DESCRIPTION OF THE TASK -
Scan the entries below and report only how many lines contain "Pradesh".
─── SOURCE DATA ───
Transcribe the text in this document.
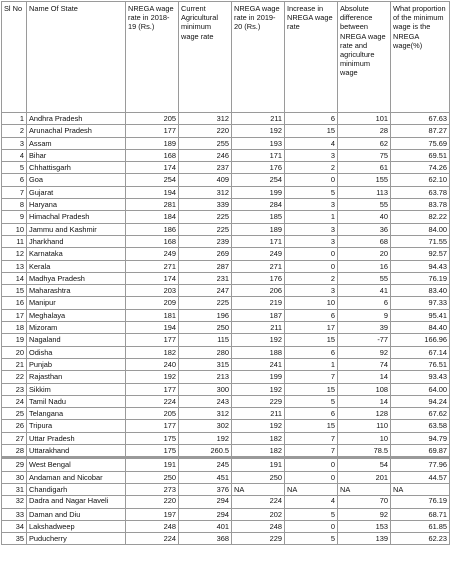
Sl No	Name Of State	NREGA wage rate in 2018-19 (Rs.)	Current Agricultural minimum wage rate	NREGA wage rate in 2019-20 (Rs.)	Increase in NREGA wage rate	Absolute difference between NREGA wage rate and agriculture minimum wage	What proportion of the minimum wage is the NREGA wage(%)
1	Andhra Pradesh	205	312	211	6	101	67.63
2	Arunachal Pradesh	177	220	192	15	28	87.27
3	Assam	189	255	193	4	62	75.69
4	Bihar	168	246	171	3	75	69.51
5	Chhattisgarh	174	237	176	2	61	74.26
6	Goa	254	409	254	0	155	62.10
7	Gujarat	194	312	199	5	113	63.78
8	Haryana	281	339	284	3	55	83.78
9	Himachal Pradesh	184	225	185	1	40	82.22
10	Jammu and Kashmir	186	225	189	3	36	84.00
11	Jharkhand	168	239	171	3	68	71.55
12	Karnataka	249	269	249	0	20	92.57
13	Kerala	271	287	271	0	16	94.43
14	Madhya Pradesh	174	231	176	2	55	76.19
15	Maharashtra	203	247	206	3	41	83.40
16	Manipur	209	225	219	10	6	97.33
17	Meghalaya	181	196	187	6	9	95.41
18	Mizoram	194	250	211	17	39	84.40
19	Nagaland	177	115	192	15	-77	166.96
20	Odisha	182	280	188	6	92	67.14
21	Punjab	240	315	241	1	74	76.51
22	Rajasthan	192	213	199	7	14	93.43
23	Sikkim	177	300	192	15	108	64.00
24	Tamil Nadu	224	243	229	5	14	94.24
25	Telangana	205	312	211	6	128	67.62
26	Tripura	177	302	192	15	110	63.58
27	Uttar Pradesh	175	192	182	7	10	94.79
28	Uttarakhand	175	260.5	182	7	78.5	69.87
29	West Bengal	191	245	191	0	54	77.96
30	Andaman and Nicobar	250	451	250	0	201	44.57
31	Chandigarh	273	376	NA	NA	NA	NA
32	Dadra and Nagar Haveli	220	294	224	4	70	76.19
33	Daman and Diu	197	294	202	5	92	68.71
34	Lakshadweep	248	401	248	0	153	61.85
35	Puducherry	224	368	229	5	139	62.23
───
─── SOURCE DATA ───
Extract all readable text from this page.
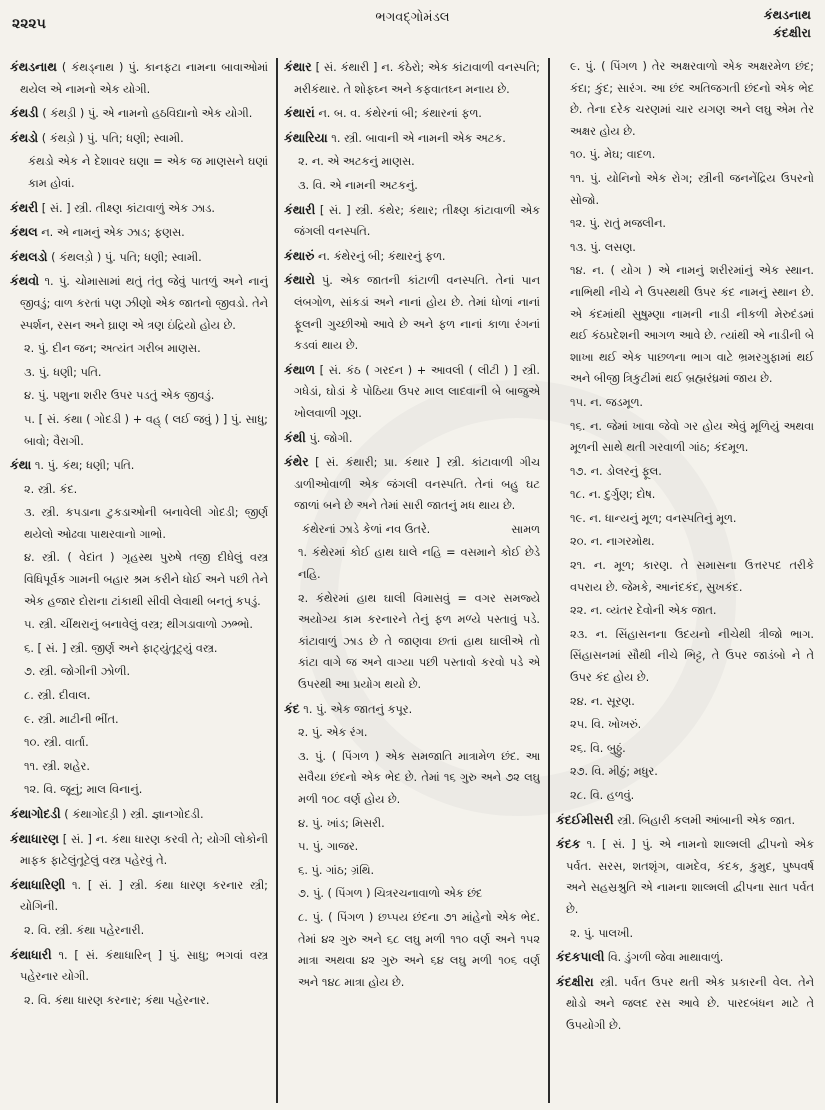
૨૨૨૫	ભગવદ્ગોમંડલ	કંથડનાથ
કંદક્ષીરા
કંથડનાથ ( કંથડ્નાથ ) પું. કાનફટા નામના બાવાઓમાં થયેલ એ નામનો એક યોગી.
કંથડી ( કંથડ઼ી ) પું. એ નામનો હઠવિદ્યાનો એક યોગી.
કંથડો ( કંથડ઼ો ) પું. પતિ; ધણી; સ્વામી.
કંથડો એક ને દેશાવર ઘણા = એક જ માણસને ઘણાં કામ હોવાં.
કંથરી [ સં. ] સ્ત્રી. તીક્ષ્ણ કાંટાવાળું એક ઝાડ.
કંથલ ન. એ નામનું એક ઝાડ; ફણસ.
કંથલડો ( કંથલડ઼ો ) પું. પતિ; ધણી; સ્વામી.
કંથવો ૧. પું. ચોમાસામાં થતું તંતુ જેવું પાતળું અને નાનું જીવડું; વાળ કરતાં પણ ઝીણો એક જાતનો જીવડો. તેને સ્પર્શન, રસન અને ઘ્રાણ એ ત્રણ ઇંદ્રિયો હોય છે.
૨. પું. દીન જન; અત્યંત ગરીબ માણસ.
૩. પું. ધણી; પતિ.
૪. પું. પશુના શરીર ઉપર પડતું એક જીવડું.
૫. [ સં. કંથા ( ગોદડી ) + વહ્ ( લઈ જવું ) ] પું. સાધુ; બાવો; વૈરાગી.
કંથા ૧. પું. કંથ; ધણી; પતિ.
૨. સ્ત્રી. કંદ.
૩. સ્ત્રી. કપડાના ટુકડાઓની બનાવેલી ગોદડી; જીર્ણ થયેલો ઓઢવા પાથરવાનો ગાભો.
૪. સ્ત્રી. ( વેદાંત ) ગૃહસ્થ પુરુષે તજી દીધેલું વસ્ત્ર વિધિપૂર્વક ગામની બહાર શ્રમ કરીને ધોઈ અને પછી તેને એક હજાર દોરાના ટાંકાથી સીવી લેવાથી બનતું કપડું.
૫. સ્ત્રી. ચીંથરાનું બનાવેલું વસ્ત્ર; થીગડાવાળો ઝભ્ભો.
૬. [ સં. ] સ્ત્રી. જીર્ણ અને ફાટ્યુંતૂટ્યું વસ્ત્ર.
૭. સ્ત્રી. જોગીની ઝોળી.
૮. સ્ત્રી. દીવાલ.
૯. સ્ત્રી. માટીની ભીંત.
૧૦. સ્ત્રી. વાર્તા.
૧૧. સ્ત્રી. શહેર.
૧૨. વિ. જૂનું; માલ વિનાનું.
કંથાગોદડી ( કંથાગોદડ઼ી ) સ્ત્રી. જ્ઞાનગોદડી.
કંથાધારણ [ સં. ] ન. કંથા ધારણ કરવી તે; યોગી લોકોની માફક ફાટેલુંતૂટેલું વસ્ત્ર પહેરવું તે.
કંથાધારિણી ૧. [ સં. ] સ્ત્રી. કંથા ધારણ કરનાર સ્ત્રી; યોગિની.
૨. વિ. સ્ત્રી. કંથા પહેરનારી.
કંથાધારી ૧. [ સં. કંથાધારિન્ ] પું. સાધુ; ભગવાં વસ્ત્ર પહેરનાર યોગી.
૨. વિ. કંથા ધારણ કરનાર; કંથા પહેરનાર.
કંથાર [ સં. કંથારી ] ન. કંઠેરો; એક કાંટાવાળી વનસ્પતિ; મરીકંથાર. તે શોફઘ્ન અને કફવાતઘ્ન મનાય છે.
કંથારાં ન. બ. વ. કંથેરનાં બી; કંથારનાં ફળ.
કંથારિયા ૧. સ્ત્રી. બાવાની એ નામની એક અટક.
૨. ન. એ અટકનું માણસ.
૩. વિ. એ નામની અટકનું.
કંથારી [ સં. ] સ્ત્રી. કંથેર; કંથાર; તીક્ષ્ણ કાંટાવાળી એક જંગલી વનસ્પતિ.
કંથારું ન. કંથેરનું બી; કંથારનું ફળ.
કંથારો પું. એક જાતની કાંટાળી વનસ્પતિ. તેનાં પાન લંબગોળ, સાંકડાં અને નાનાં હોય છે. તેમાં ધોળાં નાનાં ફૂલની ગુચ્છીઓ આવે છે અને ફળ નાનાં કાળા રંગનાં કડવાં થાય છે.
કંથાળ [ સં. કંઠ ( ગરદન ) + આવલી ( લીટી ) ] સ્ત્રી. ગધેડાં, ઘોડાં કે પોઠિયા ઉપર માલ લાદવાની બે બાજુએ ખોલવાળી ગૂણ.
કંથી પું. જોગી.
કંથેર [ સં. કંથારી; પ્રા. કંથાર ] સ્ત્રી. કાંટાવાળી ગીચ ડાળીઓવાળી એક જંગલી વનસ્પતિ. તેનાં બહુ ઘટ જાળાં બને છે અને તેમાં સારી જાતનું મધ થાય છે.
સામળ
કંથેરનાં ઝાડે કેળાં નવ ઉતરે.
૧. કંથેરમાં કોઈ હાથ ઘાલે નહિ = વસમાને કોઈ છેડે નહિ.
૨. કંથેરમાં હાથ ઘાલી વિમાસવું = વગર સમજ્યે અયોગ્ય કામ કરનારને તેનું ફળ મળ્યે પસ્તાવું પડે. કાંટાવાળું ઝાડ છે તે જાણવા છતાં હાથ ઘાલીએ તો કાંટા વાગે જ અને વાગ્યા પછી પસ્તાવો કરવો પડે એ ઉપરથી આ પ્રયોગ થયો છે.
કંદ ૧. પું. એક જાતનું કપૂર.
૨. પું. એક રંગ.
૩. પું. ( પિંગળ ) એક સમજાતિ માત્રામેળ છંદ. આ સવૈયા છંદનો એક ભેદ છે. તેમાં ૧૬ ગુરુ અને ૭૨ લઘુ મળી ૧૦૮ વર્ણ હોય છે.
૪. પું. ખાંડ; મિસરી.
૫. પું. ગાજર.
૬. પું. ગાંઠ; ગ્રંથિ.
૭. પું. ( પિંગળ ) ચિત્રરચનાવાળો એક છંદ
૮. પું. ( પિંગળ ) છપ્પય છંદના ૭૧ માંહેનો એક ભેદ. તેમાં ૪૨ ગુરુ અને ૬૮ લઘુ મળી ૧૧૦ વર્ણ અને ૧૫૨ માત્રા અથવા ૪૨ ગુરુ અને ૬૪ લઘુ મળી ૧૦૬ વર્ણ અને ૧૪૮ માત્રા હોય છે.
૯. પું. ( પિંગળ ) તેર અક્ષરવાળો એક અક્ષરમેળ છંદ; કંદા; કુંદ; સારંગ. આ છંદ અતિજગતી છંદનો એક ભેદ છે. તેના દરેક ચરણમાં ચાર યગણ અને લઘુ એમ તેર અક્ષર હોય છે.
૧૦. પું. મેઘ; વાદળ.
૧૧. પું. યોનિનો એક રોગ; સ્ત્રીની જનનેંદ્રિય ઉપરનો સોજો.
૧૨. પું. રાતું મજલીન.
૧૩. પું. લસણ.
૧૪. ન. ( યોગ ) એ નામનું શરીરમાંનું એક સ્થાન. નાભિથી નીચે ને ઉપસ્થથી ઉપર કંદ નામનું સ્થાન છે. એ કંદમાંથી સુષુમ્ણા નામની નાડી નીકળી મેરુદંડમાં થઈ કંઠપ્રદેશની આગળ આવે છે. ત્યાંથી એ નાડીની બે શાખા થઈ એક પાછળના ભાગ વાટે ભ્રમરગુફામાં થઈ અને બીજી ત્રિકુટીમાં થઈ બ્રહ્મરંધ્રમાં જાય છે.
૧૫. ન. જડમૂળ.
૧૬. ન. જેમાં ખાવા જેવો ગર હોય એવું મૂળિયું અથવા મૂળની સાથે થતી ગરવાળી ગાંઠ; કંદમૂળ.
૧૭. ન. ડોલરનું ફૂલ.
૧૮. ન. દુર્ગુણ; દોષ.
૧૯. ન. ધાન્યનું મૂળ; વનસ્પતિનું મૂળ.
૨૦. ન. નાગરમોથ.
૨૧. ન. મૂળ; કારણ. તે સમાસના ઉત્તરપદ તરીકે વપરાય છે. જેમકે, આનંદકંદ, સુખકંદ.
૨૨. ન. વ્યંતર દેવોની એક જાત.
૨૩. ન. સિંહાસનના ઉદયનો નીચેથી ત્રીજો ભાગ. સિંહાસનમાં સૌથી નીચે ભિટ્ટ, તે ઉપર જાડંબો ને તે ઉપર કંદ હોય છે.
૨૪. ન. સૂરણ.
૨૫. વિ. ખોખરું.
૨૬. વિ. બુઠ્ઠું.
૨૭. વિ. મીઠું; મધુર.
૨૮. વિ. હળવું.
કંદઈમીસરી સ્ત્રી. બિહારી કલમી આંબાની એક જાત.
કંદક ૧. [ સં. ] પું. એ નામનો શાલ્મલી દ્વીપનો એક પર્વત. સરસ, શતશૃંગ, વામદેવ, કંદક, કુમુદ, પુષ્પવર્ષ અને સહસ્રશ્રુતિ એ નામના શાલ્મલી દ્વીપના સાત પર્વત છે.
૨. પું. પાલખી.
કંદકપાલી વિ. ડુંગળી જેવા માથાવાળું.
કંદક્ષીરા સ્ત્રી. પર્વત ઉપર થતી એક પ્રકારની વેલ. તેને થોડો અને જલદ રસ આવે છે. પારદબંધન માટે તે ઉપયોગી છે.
───
─── SOURCE DATA ───
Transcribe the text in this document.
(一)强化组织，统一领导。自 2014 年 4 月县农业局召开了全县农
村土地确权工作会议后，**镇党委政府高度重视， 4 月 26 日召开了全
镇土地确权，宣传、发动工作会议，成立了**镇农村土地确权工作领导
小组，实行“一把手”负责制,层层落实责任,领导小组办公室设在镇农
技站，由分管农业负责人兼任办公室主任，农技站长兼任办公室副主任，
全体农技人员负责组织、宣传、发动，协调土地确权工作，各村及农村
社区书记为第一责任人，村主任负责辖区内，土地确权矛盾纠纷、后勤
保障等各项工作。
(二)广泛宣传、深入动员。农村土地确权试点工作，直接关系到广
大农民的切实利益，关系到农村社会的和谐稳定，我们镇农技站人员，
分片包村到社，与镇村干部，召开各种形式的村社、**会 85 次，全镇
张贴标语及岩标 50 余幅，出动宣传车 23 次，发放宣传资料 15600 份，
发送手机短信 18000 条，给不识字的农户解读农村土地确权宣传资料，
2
───
FINAL RESULT -
5